──────── Supplied entries ────────
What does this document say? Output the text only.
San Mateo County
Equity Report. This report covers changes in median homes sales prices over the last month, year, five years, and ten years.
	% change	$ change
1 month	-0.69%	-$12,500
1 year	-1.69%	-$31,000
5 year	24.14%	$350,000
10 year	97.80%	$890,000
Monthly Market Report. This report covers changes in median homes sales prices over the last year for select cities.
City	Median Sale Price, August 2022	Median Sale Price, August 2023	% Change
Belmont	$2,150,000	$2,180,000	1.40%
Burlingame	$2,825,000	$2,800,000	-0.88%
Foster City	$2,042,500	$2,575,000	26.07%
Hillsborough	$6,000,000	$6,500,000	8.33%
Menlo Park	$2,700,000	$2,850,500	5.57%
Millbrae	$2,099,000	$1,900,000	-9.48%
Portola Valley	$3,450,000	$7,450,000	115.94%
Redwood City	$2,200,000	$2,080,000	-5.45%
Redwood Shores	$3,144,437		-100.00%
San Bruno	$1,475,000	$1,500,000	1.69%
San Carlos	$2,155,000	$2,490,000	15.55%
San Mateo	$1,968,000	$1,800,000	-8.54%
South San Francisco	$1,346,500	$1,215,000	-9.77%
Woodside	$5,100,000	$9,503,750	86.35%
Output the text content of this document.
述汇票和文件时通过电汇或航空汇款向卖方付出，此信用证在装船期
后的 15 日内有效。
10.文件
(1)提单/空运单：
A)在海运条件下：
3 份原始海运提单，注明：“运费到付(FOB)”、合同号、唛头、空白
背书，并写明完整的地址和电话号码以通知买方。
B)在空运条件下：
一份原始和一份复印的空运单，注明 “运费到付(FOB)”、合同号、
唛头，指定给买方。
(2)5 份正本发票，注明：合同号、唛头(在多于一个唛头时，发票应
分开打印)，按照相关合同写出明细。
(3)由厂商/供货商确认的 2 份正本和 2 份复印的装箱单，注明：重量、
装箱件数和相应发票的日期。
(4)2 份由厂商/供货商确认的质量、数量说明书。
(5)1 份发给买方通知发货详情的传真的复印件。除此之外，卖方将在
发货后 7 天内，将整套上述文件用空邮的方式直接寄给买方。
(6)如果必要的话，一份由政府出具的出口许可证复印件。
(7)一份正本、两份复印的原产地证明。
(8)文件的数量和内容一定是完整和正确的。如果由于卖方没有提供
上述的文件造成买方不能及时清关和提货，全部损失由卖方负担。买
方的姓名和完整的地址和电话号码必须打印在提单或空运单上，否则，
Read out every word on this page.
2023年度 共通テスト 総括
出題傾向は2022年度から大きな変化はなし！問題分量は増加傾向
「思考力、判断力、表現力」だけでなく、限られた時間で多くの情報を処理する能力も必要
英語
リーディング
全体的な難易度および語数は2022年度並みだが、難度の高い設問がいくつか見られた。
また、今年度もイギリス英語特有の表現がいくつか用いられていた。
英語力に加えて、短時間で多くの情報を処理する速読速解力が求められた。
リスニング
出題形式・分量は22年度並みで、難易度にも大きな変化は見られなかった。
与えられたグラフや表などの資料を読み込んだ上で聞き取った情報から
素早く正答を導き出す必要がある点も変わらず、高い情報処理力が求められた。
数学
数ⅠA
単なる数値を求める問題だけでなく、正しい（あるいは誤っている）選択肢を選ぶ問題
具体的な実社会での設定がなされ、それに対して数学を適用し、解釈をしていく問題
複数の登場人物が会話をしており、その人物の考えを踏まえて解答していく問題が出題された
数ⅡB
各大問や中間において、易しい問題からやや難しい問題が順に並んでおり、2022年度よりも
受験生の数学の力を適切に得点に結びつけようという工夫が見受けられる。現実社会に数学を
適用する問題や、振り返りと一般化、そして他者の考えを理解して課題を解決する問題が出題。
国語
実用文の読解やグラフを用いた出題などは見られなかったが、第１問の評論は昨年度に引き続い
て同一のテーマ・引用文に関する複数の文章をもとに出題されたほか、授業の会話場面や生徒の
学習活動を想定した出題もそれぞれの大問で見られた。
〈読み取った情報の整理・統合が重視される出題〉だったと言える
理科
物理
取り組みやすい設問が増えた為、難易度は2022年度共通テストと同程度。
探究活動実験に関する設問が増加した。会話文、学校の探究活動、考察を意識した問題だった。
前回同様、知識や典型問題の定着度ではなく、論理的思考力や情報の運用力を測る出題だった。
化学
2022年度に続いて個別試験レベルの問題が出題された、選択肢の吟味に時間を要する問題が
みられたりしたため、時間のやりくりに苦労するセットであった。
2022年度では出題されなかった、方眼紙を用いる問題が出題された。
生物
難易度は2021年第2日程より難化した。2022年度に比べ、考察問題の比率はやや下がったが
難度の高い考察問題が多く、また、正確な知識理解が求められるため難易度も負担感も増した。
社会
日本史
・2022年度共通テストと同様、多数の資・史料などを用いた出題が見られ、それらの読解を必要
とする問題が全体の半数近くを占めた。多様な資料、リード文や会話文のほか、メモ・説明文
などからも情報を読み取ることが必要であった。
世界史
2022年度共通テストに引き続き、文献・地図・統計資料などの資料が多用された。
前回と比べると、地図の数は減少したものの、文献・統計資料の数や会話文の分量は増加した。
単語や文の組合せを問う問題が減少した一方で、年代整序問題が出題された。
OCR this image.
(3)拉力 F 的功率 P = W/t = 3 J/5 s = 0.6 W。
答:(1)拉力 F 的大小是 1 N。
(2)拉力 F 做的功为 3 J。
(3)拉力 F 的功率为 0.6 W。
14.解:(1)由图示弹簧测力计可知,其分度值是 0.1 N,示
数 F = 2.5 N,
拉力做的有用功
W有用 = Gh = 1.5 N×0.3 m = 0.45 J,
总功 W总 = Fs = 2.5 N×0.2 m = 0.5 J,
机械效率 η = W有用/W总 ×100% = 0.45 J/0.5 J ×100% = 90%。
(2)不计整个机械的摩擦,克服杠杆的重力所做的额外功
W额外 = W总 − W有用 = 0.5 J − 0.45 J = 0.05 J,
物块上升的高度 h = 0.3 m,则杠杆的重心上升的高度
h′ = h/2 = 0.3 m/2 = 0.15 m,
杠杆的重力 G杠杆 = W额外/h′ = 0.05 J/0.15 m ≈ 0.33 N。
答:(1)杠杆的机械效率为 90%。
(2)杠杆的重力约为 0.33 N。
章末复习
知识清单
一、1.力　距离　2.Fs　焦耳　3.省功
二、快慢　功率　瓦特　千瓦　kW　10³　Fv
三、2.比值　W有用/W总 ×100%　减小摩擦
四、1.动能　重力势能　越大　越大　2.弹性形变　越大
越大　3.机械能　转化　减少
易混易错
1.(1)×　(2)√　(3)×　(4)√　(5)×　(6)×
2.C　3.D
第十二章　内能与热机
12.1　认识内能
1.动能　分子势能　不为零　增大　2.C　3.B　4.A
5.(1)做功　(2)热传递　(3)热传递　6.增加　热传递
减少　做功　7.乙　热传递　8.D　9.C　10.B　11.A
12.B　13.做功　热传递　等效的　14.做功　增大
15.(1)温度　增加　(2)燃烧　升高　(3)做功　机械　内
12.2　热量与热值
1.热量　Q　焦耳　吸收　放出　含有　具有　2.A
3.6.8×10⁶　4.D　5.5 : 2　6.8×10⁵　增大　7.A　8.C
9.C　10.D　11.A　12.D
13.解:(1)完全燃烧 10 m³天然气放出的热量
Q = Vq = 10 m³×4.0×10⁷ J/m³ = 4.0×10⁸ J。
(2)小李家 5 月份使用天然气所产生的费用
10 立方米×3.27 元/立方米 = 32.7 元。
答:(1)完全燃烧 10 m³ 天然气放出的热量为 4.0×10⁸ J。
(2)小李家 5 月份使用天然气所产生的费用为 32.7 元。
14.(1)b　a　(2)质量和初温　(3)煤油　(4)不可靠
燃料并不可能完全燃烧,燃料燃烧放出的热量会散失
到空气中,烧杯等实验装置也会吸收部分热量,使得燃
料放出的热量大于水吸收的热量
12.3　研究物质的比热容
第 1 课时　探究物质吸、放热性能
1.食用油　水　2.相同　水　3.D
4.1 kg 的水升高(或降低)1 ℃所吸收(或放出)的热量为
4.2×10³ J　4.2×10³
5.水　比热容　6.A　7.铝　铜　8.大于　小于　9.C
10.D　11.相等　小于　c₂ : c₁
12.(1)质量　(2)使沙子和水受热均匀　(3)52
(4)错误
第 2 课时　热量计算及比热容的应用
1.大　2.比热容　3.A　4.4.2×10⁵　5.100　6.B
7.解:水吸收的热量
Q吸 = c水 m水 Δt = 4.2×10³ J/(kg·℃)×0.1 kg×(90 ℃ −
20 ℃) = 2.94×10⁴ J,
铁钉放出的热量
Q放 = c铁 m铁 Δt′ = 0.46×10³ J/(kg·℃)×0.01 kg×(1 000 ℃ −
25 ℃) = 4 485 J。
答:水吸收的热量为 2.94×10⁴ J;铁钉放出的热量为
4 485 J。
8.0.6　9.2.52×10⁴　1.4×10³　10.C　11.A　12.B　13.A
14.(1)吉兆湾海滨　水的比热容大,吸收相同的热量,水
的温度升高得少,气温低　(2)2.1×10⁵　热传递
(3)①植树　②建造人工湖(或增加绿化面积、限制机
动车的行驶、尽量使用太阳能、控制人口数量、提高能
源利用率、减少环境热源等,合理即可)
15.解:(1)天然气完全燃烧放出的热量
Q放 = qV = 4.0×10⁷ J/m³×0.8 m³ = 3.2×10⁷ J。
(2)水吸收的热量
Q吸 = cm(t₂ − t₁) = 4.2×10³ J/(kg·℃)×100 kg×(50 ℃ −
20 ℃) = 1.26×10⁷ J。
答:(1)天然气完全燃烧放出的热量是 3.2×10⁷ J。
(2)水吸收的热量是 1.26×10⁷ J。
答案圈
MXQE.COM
────────
**What you are asked to do**
Which lines hold the string "report"? List them all.

**Expected answer**
Equity Report. This report covers changes in median homes sales prices over the last month, year, five years, and ten years.
Monthly Market Report. This report covers changes in median homes sales prices over the last year for select cities.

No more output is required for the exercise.